Required work:
Please find every line in the records below that contains the word "genetic", and copy it.

Records excerpted from a collection
***

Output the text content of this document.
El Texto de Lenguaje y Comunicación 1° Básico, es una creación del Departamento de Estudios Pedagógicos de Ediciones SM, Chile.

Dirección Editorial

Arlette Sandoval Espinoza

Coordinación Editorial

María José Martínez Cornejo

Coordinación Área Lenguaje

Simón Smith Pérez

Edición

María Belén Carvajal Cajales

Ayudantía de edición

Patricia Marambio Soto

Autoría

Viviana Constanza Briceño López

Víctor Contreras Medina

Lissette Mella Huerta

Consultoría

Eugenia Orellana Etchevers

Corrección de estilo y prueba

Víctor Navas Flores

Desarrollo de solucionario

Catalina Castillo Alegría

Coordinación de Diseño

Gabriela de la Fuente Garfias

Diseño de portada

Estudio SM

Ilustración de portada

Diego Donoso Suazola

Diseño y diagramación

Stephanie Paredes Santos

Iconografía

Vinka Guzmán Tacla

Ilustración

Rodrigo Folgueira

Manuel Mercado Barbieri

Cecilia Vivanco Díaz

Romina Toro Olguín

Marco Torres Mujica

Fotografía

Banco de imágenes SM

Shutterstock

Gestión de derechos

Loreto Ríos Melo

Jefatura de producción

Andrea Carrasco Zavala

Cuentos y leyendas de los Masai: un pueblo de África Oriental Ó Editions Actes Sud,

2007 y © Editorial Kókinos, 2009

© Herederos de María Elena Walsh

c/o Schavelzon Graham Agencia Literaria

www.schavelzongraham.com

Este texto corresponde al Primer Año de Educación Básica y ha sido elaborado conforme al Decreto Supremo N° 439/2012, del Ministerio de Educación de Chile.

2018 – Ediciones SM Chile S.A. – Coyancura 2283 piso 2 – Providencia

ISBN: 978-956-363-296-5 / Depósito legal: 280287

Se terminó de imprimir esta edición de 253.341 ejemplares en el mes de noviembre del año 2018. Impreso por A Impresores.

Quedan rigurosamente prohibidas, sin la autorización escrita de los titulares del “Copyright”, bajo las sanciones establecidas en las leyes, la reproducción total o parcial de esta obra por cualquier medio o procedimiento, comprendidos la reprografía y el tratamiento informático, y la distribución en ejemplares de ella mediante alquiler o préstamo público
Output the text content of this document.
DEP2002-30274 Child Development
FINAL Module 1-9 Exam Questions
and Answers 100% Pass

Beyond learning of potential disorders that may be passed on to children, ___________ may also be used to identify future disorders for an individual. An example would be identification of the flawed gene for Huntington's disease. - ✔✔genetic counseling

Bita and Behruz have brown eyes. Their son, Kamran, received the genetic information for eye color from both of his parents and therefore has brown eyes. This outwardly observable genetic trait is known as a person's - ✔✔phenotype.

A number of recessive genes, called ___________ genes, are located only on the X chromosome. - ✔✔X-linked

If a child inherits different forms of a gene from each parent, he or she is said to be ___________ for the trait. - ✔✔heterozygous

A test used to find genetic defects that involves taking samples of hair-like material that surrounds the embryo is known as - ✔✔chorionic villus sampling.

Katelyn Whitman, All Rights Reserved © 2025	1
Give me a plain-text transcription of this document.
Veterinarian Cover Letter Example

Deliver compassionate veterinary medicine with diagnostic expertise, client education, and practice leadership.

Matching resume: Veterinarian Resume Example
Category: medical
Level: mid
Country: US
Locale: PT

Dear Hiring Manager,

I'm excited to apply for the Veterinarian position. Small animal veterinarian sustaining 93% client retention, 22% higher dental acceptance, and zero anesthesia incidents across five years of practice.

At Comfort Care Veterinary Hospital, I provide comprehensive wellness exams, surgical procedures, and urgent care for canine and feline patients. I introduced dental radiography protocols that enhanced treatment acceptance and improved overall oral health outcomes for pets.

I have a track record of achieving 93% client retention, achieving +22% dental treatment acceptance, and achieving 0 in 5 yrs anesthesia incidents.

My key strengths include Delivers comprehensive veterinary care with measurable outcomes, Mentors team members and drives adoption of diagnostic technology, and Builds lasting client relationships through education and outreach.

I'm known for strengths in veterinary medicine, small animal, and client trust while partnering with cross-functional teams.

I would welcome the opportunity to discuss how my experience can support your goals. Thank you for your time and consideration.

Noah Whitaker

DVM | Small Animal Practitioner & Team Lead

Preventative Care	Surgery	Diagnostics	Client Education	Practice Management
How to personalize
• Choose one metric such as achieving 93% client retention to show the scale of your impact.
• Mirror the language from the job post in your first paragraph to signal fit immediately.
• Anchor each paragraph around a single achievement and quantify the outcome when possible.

***

Task answer:
Beyond learning of potential disorders that may be passed on to children, ___________ may also be used to identify future disorders for an individual. An example would be identification of the flawed gene for Huntington's disease. - ✔✔genetic counseling
Bita and Behruz have brown eyes. Their son, Kamran, received the genetic information for eye color from both of his parents and therefore has brown eyes. This outwardly observable genetic trait is known as a person's - ✔✔phenotype.
A test used to find genetic defects that involves taking samples of hair-like material that surrounds the embryo is known as - ✔✔chorionic villus sampling.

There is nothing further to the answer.